**GIVEN EXERCISE**
Reproduce the listing exactly, with no pictures in your copy.

**Source data**
################
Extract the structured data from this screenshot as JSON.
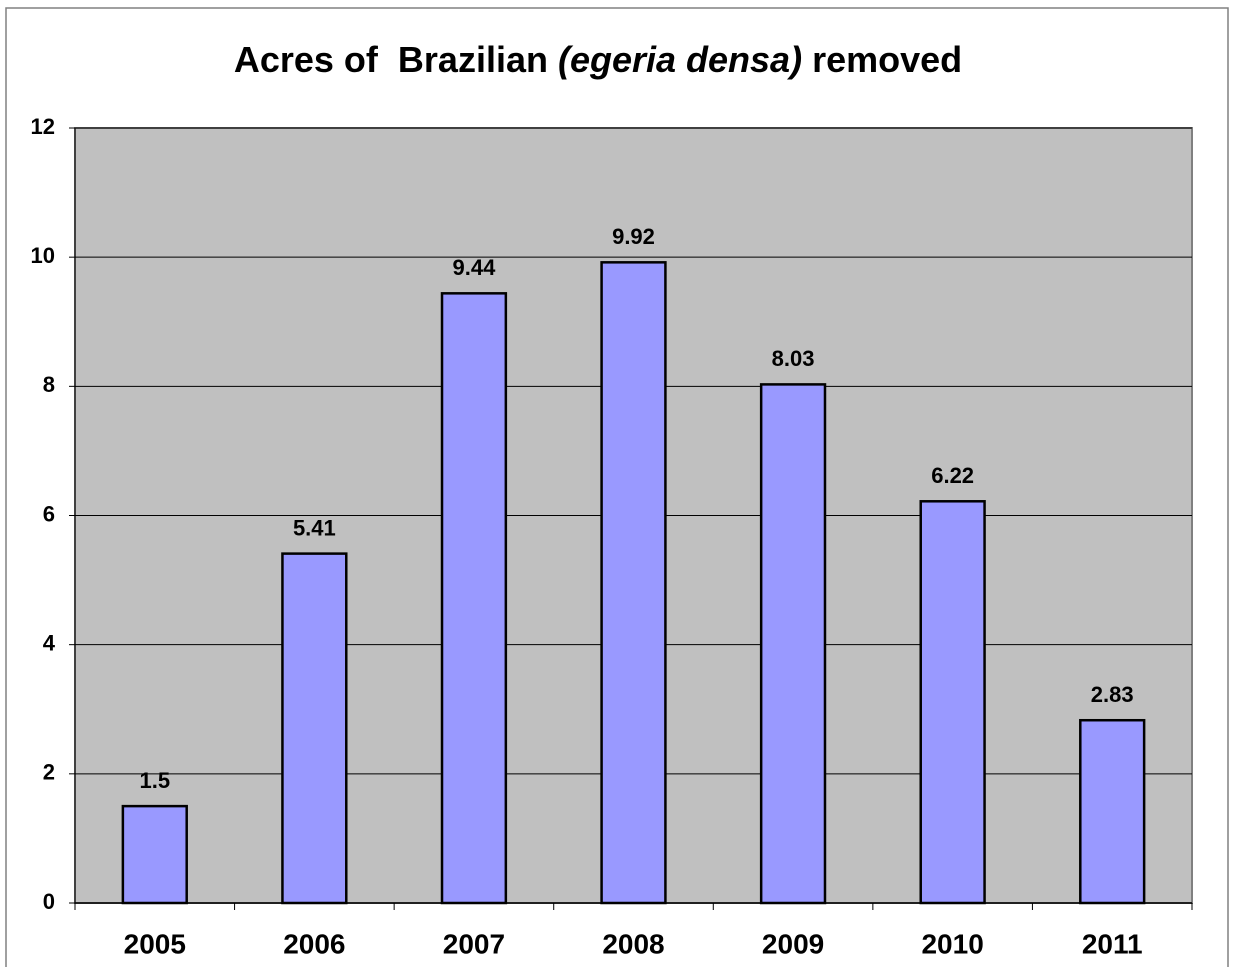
{
  "chart_data": {
    "type": "bar",
    "title": [
      "Acres of  Brazilian ",
      "(egeria densa)",
      " removed"
    ],
    "categories": [
      "2005",
      "2006",
      "2007",
      "2008",
      "2009",
      "2010",
      "2011"
    ],
    "values": [
      1.5,
      5.41,
      9.44,
      9.92,
      8.03,
      6.22,
      2.83
    ],
    "color": "#9999ff",
    "ylim": [
      0,
      12
    ],
    "yticks": [
      0,
      2,
      4,
      6,
      8,
      10,
      12
    ],
    "grid": true
  }
}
################
**RESPONSE**
Extract the structured data from this screenshot as JSON.
{
  "chart_data": {
    "type": "bar",
    "title": [
      "Acres of  Brazilian ",
      "(egeria densa)",
      " removed"
    ],
    "categories": [
      "2005",
      "2006",
      "2007",
      "2008",
      "2009",
      "2010",
      "2011"
    ],
    "values": [
      1.5,
      5.41,
      9.44,
      9.92,
      8.03,
      6.22,
      2.83
    ],
    "color": "#9999ff",
    "ylim": [
      0,
      12
    ],
    "yticks": [
      0,
      2,
      4,
      6,
      8,
      10,
      12
    ],
    "grid": true
  }
}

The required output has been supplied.